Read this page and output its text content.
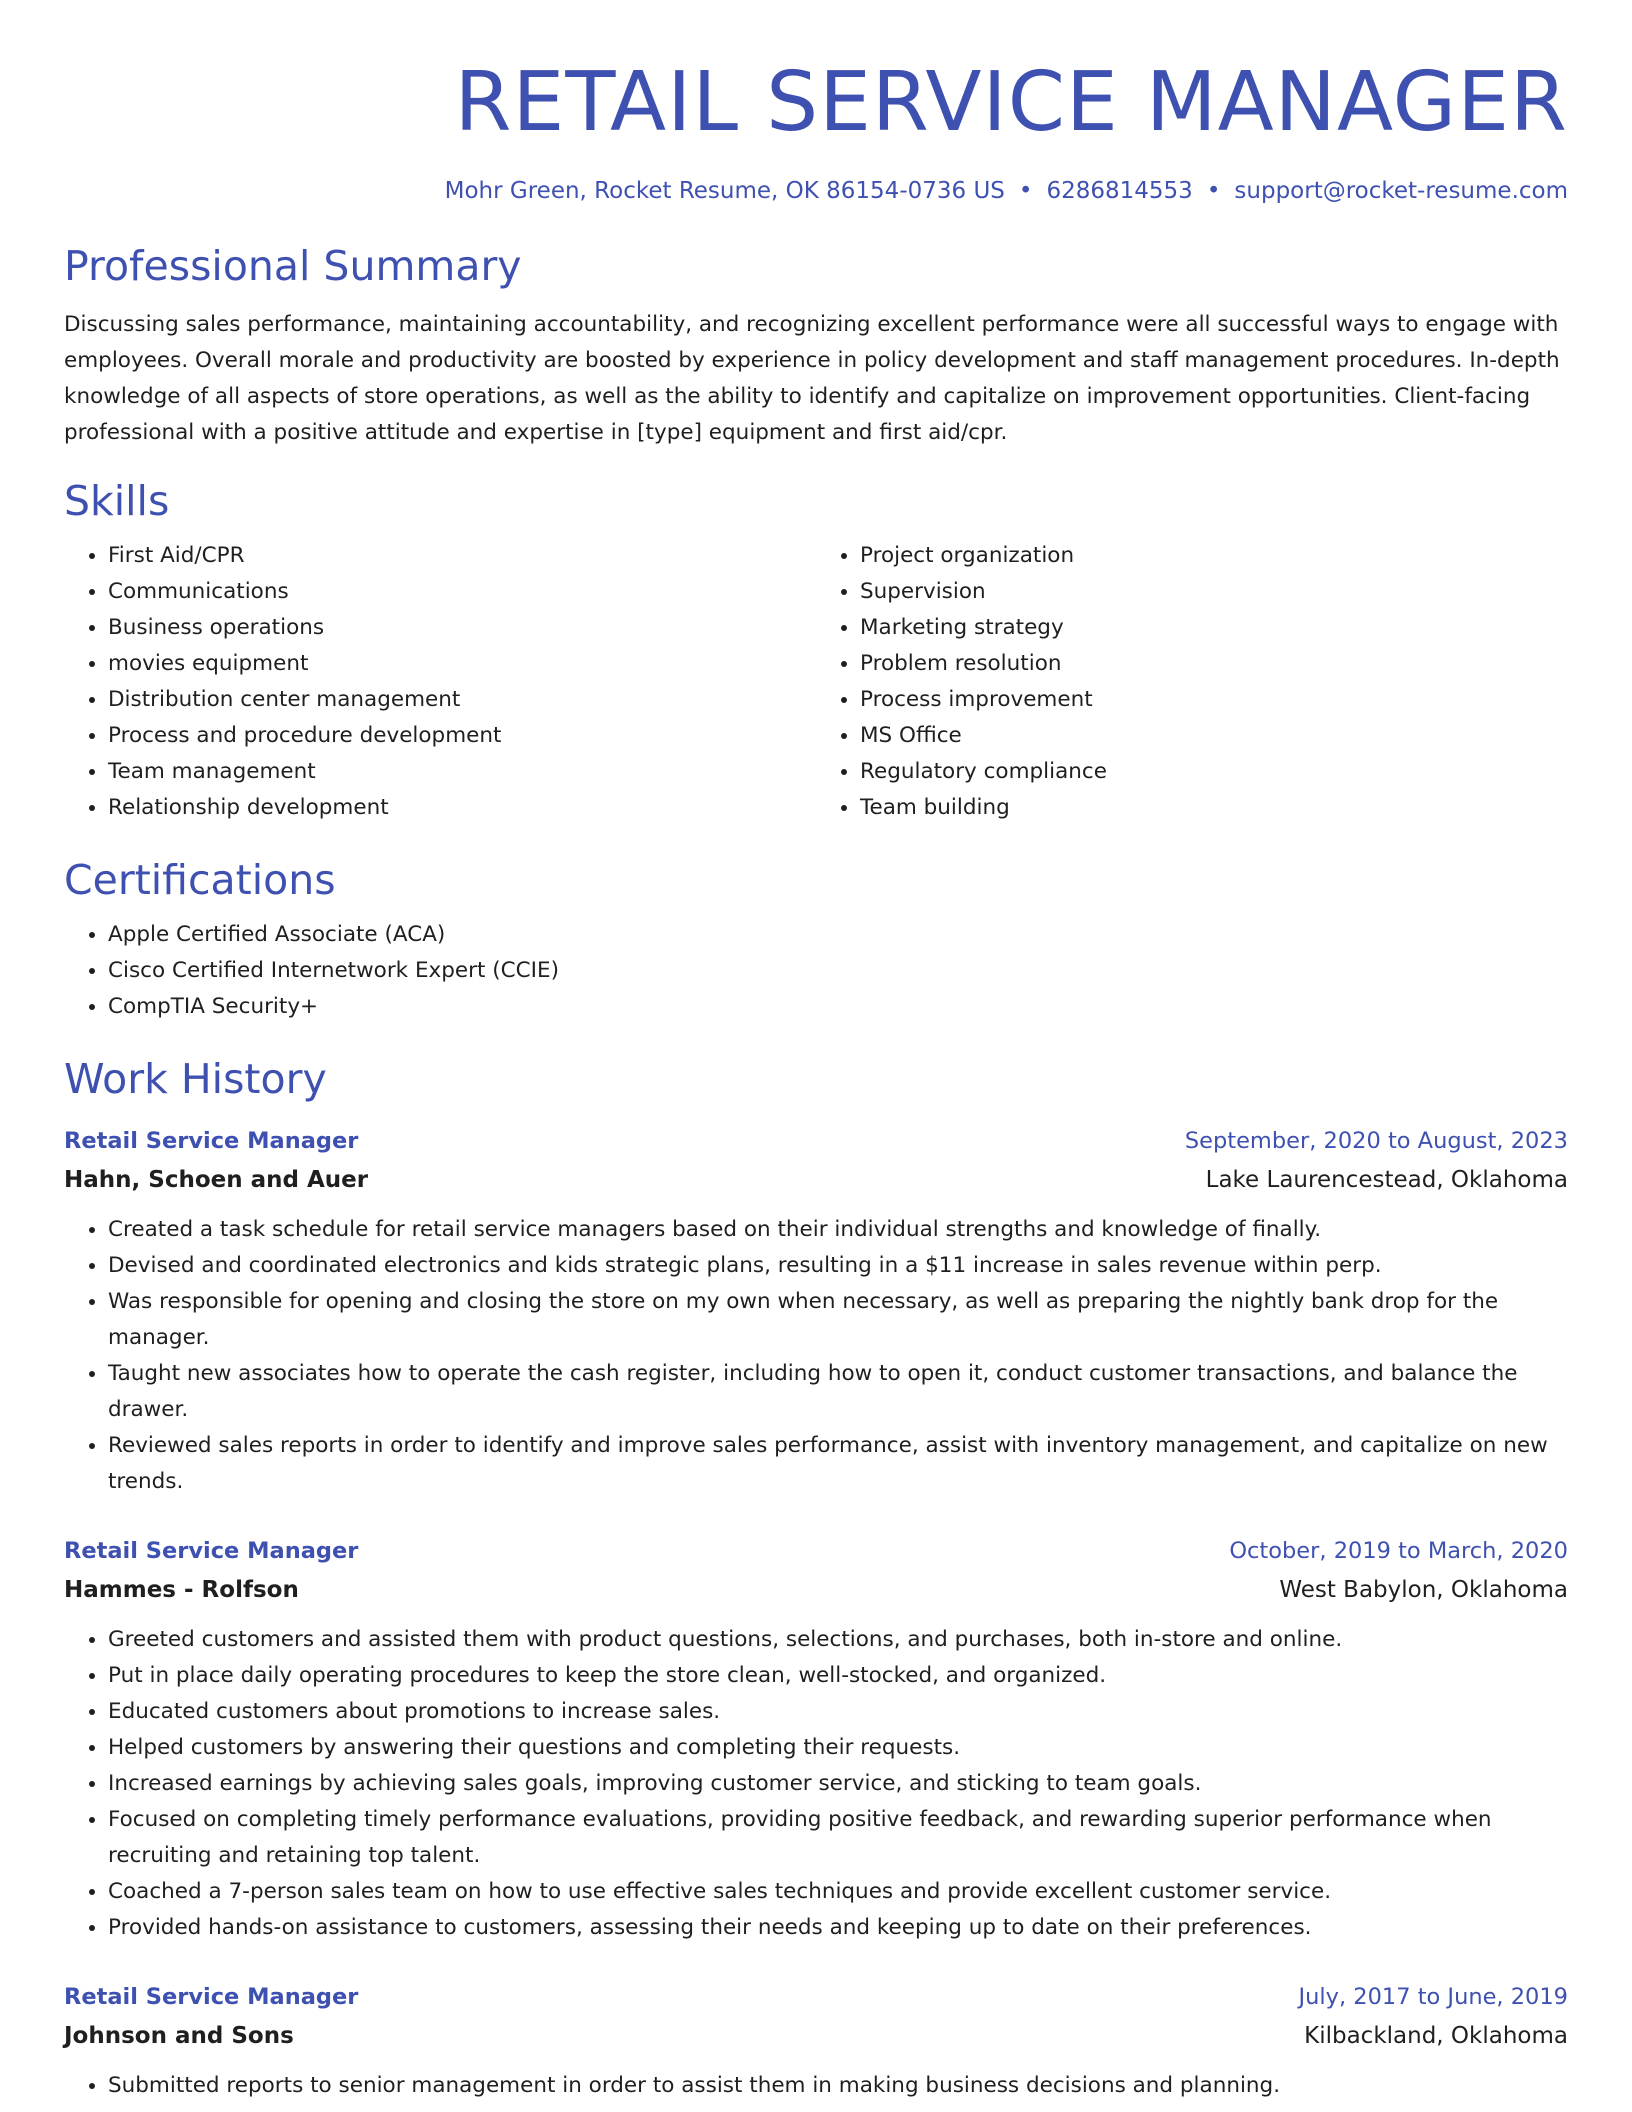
RETAIL SERVICE MANAGER
Mohr Green, Rocket Resume, OK 86154-0736 US • 6286814553 • support@rocket-resume.com
Professional Summary
Discussing sales performance, maintaining accountability, and recognizing excellent performance were all successful ways to engage with employees. Overall morale and productivity are boosted by experience in policy development and staff management procedures. In-depth knowledge of all aspects of store operations, as well as the ability to identify and capitalize on improvement opportunities. Client-facing professional with a positive attitude and expertise in [type] equipment and first aid/cpr.
Skills
• First Aid/CPR
• Communications
• Business operations
• movies equipment
• Distribution center management
• Process and procedure development
• Team management
• Relationship development
• Project organization
• Supervision
• Marketing strategy
• Problem resolution
• Process improvement
• MS Office
• Regulatory compliance
• Team building
Certifications
• Apple Certified Associate (ACA)
• Cisco Certified Internetwork Expert (CCIE)
• CompTIA Security+
Work History
Retail Service Manager	September, 2020 to August, 2023
Hahn, Schoen and Auer	Lake Laurencestead, Oklahoma
• Created a task schedule for retail service managers based on their individual strengths and knowledge of finally.
• Devised and coordinated electronics and kids strategic plans, resulting in a $11 increase in sales revenue within perp.
• Was responsible for opening and closing the store on my own when necessary, as well as preparing the nightly bank drop for the manager.
• Taught new associates how to operate the cash register, including how to open it, conduct customer transactions, and balance the drawer.
• Reviewed sales reports in order to identify and improve sales performance, assist with inventory management, and capitalize on new trends.
Retail Service Manager	October, 2019 to March, 2020
Hammes - Rolfson	West Babylon, Oklahoma
• Greeted customers and assisted them with product questions, selections, and purchases, both in-store and online.
• Put in place daily operating procedures to keep the store clean, well-stocked, and organized.
• Educated customers about promotions to increase sales.
• Helped customers by answering their questions and completing their requests.
• Increased earnings by achieving sales goals, improving customer service, and sticking to team goals.
• Focused on completing timely performance evaluations, providing positive feedback, and rewarding superior performance when recruiting and retaining top talent.
• Coached a 7-person sales team on how to use effective sales techniques and provide excellent customer service.
• Provided hands-on assistance to customers, assessing their needs and keeping up to date on their preferences.
Retail Service Manager	July, 2017 to June, 2019
Johnson and Sons	Kilbackland, Oklahoma
• Submitted reports to senior management in order to assist them in making business decisions and planning.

________

**Your goal**
Lines of the material that contain the word "well" are to be gathered.

**Reply**
Discussing sales performance, maintaining accountability, and recognizing excellent performance were all successful ways to engage with employees. Overall morale and productivity are boosted by experience in policy development and staff management procedures. In-depth knowledge of all aspects of store operations, as well as the ability to identify and capitalize on improvement opportunities. Client-facing professional with a positive attitude and expertise in [type] equipment and first aid/cpr.
• Was responsible for opening and closing the store on my own when necessary, as well as preparing the nightly bank drop for the manager.
• Put in place daily operating procedures to keep the store clean, well-stocked, and organized.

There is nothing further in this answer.